>> begin RECORD EXCERPTS

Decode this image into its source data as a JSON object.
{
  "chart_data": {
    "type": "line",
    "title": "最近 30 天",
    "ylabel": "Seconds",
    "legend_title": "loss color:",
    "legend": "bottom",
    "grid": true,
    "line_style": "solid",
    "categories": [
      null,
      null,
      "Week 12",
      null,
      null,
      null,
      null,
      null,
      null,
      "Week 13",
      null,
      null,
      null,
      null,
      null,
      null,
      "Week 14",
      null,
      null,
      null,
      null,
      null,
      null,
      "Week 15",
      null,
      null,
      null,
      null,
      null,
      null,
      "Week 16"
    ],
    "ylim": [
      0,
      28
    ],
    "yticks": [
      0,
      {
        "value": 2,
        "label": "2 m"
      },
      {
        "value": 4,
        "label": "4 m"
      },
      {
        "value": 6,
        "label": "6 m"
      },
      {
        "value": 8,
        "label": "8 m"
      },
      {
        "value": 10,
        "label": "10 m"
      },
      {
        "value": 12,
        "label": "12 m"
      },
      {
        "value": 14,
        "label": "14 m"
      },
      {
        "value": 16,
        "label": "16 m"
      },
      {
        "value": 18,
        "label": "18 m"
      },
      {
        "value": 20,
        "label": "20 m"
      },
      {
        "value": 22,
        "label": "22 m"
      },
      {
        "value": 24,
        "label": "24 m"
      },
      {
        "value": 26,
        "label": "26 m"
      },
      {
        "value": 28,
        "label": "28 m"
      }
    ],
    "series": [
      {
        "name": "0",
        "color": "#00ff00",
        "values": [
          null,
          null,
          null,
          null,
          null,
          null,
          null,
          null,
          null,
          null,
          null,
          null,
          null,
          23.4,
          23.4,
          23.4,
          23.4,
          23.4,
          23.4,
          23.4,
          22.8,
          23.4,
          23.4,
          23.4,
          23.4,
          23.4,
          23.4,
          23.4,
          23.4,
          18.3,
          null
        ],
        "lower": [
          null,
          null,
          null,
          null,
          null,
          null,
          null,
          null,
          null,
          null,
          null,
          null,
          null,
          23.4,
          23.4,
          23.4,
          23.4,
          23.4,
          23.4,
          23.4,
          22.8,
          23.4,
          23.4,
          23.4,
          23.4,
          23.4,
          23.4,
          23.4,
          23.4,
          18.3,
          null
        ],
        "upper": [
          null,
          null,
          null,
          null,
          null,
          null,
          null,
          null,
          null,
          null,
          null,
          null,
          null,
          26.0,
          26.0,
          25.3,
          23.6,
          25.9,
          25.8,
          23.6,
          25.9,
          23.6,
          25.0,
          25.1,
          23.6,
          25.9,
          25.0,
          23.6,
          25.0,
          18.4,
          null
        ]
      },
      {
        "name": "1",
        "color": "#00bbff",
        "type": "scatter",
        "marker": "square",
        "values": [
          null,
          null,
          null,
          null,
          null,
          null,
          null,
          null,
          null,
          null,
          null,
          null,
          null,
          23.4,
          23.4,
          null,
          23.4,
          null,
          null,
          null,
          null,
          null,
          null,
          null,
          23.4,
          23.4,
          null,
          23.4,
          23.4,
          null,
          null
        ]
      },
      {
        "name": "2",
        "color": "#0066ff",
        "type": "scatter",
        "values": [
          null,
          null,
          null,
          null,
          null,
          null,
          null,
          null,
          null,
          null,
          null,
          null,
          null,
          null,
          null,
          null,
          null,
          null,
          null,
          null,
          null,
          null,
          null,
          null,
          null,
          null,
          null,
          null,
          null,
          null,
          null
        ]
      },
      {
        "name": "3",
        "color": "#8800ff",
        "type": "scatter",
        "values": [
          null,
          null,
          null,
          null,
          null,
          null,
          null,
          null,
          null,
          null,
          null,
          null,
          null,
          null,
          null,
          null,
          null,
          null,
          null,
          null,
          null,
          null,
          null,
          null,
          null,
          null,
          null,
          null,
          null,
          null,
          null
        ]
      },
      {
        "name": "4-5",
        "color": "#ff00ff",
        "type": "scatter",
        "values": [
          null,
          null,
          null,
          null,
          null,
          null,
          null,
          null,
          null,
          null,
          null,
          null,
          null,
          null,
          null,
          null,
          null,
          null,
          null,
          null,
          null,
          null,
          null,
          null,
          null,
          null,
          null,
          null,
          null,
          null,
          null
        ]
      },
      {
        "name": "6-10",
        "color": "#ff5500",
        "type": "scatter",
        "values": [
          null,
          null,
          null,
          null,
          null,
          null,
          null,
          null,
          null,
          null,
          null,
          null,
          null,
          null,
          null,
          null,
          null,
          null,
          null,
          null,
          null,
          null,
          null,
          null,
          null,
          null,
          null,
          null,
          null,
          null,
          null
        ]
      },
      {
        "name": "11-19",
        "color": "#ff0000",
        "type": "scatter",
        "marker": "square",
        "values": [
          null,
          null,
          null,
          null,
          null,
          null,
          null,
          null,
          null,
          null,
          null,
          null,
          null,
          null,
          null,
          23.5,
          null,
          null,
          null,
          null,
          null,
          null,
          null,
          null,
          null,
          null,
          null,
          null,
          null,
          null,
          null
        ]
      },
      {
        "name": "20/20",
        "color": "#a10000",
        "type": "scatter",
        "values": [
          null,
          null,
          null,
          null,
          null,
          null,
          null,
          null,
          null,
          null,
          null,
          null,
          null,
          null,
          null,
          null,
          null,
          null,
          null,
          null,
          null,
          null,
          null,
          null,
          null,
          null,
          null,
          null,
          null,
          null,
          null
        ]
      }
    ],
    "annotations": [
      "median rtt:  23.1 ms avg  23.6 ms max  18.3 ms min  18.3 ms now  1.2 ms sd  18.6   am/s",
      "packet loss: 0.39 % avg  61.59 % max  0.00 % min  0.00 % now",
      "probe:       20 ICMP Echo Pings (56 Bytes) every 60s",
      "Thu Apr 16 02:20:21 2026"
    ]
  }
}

>> end RECORD EXCERPTS

# WHAT THE EXERCISE ASKS:
Without changing a word, restate the whole listing.

# OUTPUT BELOW:
Decode this image into its source data as a JSON object.
{
  "chart_data": {
    "type": "line",
    "title": "最近 30 天",
    "ylabel": "Seconds",
    "legend_title": "loss color:",
    "legend": "bottom",
    "grid": true,
    "line_style": "solid",
    "categories": [
      null,
      null,
      "Week 12",
      null,
      null,
      null,
      null,
      null,
      null,
      "Week 13",
      null,
      null,
      null,
      null,
      null,
      null,
      "Week 14",
      null,
      null,
      null,
      null,
      null,
      null,
      "Week 15",
      null,
      null,
      null,
      null,
      null,
      null,
      "Week 16"
    ],
    "ylim": [
      0,
      28
    ],
    "yticks": [
      0,
      {
        "value": 2,
        "label": "2 m"
      },
      {
        "value": 4,
        "label": "4 m"
      },
      {
        "value": 6,
        "label": "6 m"
      },
      {
        "value": 8,
        "label": "8 m"
      },
      {
        "value": 10,
        "label": "10 m"
      },
      {
        "value": 12,
        "label": "12 m"
      },
      {
        "value": 14,
        "label": "14 m"
      },
      {
        "value": 16,
        "label": "16 m"
      },
      {
        "value": 18,
        "label": "18 m"
      },
      {
        "value": 20,
        "label": "20 m"
      },
      {
        "value": 22,
        "label": "22 m"
      },
      {
        "value": 24,
        "label": "24 m"
      },
      {
        "value": 26,
        "label": "26 m"
      },
      {
        "value": 28,
        "label": "28 m"
      }
    ],
    "series": [
      {
        "name": "0",
        "color": "#00ff00",
        "values": [
          null,
          null,
          null,
          null,
          null,
          null,
          null,
          null,
          null,
          null,
          null,
          null,
          null,
          23.4,
          23.4,
          23.4,
          23.4,
          23.4,
          23.4,
          23.4,
          22.8,
          23.4,
          23.4,
          23.4,
          23.4,
          23.4,
          23.4,
          23.4,
          23.4,
          18.3,
          null
        ],
        "lower": [
          null,
          null,
          null,
          null,
          null,
          null,
          null,
          null,
          null,
          null,
          null,
          null,
          null,
          23.4,
          23.4,
          23.4,
          23.4,
          23.4,
          23.4,
          23.4,
          22.8,
          23.4,
          23.4,
          23.4,
          23.4,
          23.4,
          23.4,
          23.4,
          23.4,
          18.3,
          null
        ],
        "upper": [
          null,
          null,
          null,
          null,
          null,
          null,
          null,
          null,
          null,
          null,
          null,
          null,
          null,
          26.0,
          26.0,
          25.3,
          23.6,
          25.9,
          25.8,
          23.6,
          25.9,
          23.6,
          25.0,
          25.1,
          23.6,
          25.9,
          25.0,
          23.6,
          25.0,
          18.4,
          null
        ]
      },
      {
        "name": "1",
        "color": "#00bbff",
        "type": "scatter",
        "marker": "square",
        "values": [
          null,
          null,
          null,
          null,
          null,
          null,
          null,
          null,
          null,
          null,
          null,
          null,
          null,
          23.4,
          23.4,
          null,
          23.4,
          null,
          null,
          null,
          null,
          null,
          null,
          null,
          23.4,
          23.4,
          null,
          23.4,
          23.4,
          null,
          null
        ]
      },
      {
        "name": "2",
        "color": "#0066ff",
        "type": "scatter",
        "values": [
          null,
          null,
          null,
          null,
          null,
          null,
          null,
          null,
          null,
          null,
          null,
          null,
          null,
          null,
          null,
          null,
          null,
          null,
          null,
          null,
          null,
          null,
          null,
          null,
          null,
          null,
          null,
          null,
          null,
          null,
          null
        ]
      },
      {
        "name": "3",
        "color": "#8800ff",
        "type": "scatter",
        "values": [
          null,
          null,
          null,
          null,
          null,
          null,
          null,
          null,
          null,
          null,
          null,
          null,
          null,
          null,
          null,
          null,
          null,
          null,
          null,
          null,
          null,
          null,
          null,
          null,
          null,
          null,
          null,
          null,
          null,
          null,
          null
        ]
      },
      {
        "name": "4-5",
        "color": "#ff00ff",
        "type": "scatter",
        "values": [
          null,
          null,
          null,
          null,
          null,
          null,
          null,
          null,
          null,
          null,
          null,
          null,
          null,
          null,
          null,
          null,
          null,
          null,
          null,
          null,
          null,
          null,
          null,
          null,
          null,
          null,
          null,
          null,
          null,
          null,
          null
        ]
      },
      {
        "name": "6-10",
        "color": "#ff5500",
        "type": "scatter",
        "values": [
          null,
          null,
          null,
          null,
          null,
          null,
          null,
          null,
          null,
          null,
          null,
          null,
          null,
          null,
          null,
          null,
          null,
          null,
          null,
          null,
          null,
          null,
          null,
          null,
          null,
          null,
          null,
          null,
          null,
          null,
          null
        ]
      },
      {
        "name": "11-19",
        "color": "#ff0000",
        "type": "scatter",
        "marker": "square",
        "values": [
          null,
          null,
          null,
          null,
          null,
          null,
          null,
          null,
          null,
          null,
          null,
          null,
          null,
          null,
          null,
          23.5,
          null,
          null,
          null,
          null,
          null,
          null,
          null,
          null,
          null,
          null,
          null,
          null,
          null,
          null,
          null
        ]
      },
      {
        "name": "20/20",
        "color": "#a10000",
        "type": "scatter",
        "values": [
          null,
          null,
          null,
          null,
          null,
          null,
          null,
          null,
          null,
          null,
          null,
          null,
          null,
          null,
          null,
          null,
          null,
          null,
          null,
          null,
          null,
          null,
          null,
          null,
          null,
          null,
          null,
          null,
          null,
          null,
          null
        ]
      }
    ],
    "annotations": [
      "median rtt:  23.1 ms avg  23.6 ms max  18.3 ms min  18.3 ms now  1.2 ms sd  18.6   am/s",
      "packet loss: 0.39 % avg  61.59 % max  0.00 % min  0.00 % now",
      "probe:       20 ICMP Echo Pings (56 Bytes) every 60s",
      "Thu Apr 16 02:20:21 2026"
    ]
  }
}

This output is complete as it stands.